## [SET EXERCISE]
Copy out the entries below precisely; nothing is to be omitted.

— Begin MATERIAL FOR THE TASK —

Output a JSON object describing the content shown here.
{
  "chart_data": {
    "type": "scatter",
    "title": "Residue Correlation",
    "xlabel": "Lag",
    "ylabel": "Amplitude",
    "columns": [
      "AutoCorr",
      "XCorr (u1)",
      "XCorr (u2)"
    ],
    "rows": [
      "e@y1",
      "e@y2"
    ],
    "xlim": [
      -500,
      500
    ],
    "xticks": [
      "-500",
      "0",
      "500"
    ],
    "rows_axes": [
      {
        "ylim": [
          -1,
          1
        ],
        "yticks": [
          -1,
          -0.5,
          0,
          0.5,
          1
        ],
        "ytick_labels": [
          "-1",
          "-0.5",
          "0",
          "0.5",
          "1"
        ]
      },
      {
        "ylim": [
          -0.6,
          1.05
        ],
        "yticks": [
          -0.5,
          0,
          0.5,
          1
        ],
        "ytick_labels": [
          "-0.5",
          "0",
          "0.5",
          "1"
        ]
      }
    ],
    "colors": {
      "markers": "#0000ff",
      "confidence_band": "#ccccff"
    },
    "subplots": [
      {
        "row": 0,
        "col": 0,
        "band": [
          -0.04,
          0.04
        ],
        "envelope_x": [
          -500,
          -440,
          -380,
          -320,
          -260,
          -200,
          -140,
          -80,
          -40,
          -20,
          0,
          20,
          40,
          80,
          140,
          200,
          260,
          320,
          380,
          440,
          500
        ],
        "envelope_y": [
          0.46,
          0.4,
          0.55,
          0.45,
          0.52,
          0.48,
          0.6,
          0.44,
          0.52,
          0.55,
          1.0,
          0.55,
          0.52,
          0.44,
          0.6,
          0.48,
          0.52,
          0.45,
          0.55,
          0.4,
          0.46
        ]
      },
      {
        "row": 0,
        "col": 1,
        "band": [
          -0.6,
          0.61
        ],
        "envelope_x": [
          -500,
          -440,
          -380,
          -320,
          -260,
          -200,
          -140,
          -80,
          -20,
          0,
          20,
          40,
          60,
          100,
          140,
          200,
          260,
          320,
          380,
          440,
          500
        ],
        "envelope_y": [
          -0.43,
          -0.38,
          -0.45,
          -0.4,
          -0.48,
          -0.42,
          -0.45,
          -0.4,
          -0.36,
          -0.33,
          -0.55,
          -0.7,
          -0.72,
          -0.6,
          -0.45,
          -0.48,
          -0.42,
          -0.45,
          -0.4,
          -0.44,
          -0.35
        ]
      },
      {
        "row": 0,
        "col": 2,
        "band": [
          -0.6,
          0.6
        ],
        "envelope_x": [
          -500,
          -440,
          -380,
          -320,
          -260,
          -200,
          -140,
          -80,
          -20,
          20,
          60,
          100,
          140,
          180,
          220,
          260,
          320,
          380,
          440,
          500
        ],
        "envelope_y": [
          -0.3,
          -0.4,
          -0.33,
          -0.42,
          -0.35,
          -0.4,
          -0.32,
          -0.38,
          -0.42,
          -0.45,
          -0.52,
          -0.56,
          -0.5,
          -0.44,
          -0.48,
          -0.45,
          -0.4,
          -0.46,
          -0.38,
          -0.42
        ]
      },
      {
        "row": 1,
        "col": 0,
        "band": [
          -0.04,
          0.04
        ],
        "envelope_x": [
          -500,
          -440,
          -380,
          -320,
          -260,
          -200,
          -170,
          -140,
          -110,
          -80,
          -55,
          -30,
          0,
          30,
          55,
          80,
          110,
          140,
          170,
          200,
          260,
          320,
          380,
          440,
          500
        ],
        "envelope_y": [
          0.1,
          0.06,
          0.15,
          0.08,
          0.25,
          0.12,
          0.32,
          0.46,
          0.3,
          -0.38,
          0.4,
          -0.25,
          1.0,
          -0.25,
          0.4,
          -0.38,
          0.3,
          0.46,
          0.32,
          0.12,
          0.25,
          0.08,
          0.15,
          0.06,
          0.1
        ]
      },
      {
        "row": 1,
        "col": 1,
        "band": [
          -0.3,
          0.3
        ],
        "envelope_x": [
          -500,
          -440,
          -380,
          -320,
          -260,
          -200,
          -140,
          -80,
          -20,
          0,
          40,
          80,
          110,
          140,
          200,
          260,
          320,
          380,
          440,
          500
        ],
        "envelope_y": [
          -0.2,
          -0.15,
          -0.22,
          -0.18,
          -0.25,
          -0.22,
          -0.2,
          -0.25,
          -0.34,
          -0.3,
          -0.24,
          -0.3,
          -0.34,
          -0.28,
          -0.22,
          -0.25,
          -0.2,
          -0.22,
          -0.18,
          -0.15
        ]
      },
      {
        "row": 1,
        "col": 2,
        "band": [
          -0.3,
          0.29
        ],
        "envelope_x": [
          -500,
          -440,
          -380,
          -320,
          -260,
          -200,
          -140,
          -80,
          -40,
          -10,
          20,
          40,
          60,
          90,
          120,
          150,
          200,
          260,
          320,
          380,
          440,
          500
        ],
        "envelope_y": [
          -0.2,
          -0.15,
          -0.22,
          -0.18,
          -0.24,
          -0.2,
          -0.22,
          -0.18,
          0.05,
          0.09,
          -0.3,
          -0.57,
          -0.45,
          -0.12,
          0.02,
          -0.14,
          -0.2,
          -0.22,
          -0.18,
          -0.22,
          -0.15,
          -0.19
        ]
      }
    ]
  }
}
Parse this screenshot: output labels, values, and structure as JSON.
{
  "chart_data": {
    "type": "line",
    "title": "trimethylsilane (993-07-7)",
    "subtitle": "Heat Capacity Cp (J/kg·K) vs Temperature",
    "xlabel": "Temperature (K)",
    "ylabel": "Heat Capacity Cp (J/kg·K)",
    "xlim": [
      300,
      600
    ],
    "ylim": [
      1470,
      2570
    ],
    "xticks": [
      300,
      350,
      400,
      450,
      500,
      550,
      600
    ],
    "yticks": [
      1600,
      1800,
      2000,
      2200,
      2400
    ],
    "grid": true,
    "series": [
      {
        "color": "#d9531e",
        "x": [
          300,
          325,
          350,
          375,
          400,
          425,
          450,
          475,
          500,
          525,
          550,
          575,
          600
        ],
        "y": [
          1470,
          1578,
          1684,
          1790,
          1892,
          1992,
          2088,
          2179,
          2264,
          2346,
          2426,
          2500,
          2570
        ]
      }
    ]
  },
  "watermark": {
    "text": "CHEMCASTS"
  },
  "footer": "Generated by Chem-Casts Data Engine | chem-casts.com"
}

— End MATERIAL FOR THE TASK —

## [RESULT]
Output a JSON object describing the content shown here.
{
  "chart_data": {
    "type": "scatter",
    "title": "Residue Correlation",
    "xlabel": "Lag",
    "ylabel": "Amplitude",
    "columns": [
      "AutoCorr",
      "XCorr (u1)",
      "XCorr (u2)"
    ],
    "rows": [
      "e@y1",
      "e@y2"
    ],
    "xlim": [
      -500,
      500
    ],
    "xticks": [
      "-500",
      "0",
      "500"
    ],
    "rows_axes": [
      {
        "ylim": [
          -1,
          1
        ],
        "yticks": [
          -1,
          -0.5,
          0,
          0.5,
          1
        ],
        "ytick_labels": [
          "-1",
          "-0.5",
          "0",
          "0.5",
          "1"
        ]
      },
      {
        "ylim": [
          -0.6,
          1.05
        ],
        "yticks": [
          -0.5,
          0,
          0.5,
          1
        ],
        "ytick_labels": [
          "-0.5",
          "0",
          "0.5",
          "1"
        ]
      }
    ],
    "colors": {
      "markers": "#0000ff",
      "confidence_band": "#ccccff"
    },
    "subplots": [
      {
        "row": 0,
        "col": 0,
        "band": [
          -0.04,
          0.04
        ],
        "envelope_x": [
          -500,
          -440,
          -380,
          -320,
          -260,
          -200,
          -140,
          -80,
          -40,
          -20,
          0,
          20,
          40,
          80,
          140,
          200,
          260,
          320,
          380,
          440,
          500
        ],
        "envelope_y": [
          0.46,
          0.4,
          0.55,
          0.45,
          0.52,
          0.48,
          0.6,
          0.44,
          0.52,
          0.55,
          1.0,
          0.55,
          0.52,
          0.44,
          0.6,
          0.48,
          0.52,
          0.45,
          0.55,
          0.4,
          0.46
        ]
      },
      {
        "row": 0,
        "col": 1,
        "band": [
          -0.6,
          0.61
        ],
        "envelope_x": [
          -500,
          -440,
          -380,
          -320,
          -260,
          -200,
          -140,
          -80,
          -20,
          0,
          20,
          40,
          60,
          100,
          140,
          200,
          260,
          320,
          380,
          440,
          500
        ],
        "envelope_y": [
          -0.43,
          -0.38,
          -0.45,
          -0.4,
          -0.48,
          -0.42,
          -0.45,
          -0.4,
          -0.36,
          -0.33,
          -0.55,
          -0.7,
          -0.72,
          -0.6,
          -0.45,
          -0.48,
          -0.42,
          -0.45,
          -0.4,
          -0.44,
          -0.35
        ]
      },
      {
        "row": 0,
        "col": 2,
        "band": [
          -0.6,
          0.6
        ],
        "envelope_x": [
          -500,
          -440,
          -380,
          -320,
          -260,
          -200,
          -140,
          -80,
          -20,
          20,
          60,
          100,
          140,
          180,
          220,
          260,
          320,
          380,
          440,
          500
        ],
        "envelope_y": [
          -0.3,
          -0.4,
          -0.33,
          -0.42,
          -0.35,
          -0.4,
          -0.32,
          -0.38,
          -0.42,
          -0.45,
          -0.52,
          -0.56,
          -0.5,
          -0.44,
          -0.48,
          -0.45,
          -0.4,
          -0.46,
          -0.38,
          -0.42
        ]
      },
      {
        "row": 1,
        "col": 0,
        "band": [
          -0.04,
          0.04
        ],
        "envelope_x": [
          -500,
          -440,
          -380,
          -320,
          -260,
          -200,
          -170,
          -140,
          -110,
          -80,
          -55,
          -30,
          0,
          30,
          55,
          80,
          110,
          140,
          170,
          200,
          260,
          320,
          380,
          440,
          500
        ],
        "envelope_y": [
          0.1,
          0.06,
          0.15,
          0.08,
          0.25,
          0.12,
          0.32,
          0.46,
          0.3,
          -0.38,
          0.4,
          -0.25,
          1.0,
          -0.25,
          0.4,
          -0.38,
          0.3,
          0.46,
          0.32,
          0.12,
          0.25,
          0.08,
          0.15,
          0.06,
          0.1
        ]
      },
      {
        "row": 1,
        "col": 1,
        "band": [
          -0.3,
          0.3
        ],
        "envelope_x": [
          -500,
          -440,
          -380,
          -320,
          -260,
          -200,
          -140,
          -80,
          -20,
          0,
          40,
          80,
          110,
          140,
          200,
          260,
          320,
          380,
          440,
          500
        ],
        "envelope_y": [
          -0.2,
          -0.15,
          -0.22,
          -0.18,
          -0.25,
          -0.22,
          -0.2,
          -0.25,
          -0.34,
          -0.3,
          -0.24,
          -0.3,
          -0.34,
          -0.28,
          -0.22,
          -0.25,
          -0.2,
          -0.22,
          -0.18,
          -0.15
        ]
      },
      {
        "row": 1,
        "col": 2,
        "band": [
          -0.3,
          0.29
        ],
        "envelope_x": [
          -500,
          -440,
          -380,
          -320,
          -260,
          -200,
          -140,
          -80,
          -40,
          -10,
          20,
          40,
          60,
          90,
          120,
          150,
          200,
          260,
          320,
          380,
          440,
          500
        ],
        "envelope_y": [
          -0.2,
          -0.15,
          -0.22,
          -0.18,
          -0.24,
          -0.2,
          -0.22,
          -0.18,
          0.05,
          0.09,
          -0.3,
          -0.57,
          -0.45,
          -0.12,
          0.02,
          -0.14,
          -0.2,
          -0.22,
          -0.18,
          -0.22,
          -0.15,
          -0.19
        ]
      }
    ]
  }
}
Parse this screenshot: output labels, values, and structure as JSON.
{
  "chart_data": {
    "type": "line",
    "title": "trimethylsilane (993-07-7)",
    "subtitle": "Heat Capacity Cp (J/kg·K) vs Temperature",
    "xlabel": "Temperature (K)",
    "ylabel": "Heat Capacity Cp (J/kg·K)",
    "xlim": [
      300,
      600
    ],
    "ylim": [
      1470,
      2570
    ],
    "xticks": [
      300,
      350,
      400,
      450,
      500,
      550,
      600
    ],
    "yticks": [
      1600,
      1800,
      2000,
      2200,
      2400
    ],
    "grid": true,
    "series": [
      {
        "color": "#d9531e",
        "x": [
          300,
          325,
          350,
          375,
          400,
          425,
          450,
          475,
          500,
          525,
          550,
          575,
          600
        ],
        "y": [
          1470,
          1578,
          1684,
          1790,
          1892,
          1992,
          2088,
          2179,
          2264,
          2346,
          2426,
          2500,
          2570
        ]
      }
    ]
  },
  "watermark": {
    "text": "CHEMCASTS"
  },
  "footer": "Generated by Chem-Casts Data Engine | chem-casts.com"
}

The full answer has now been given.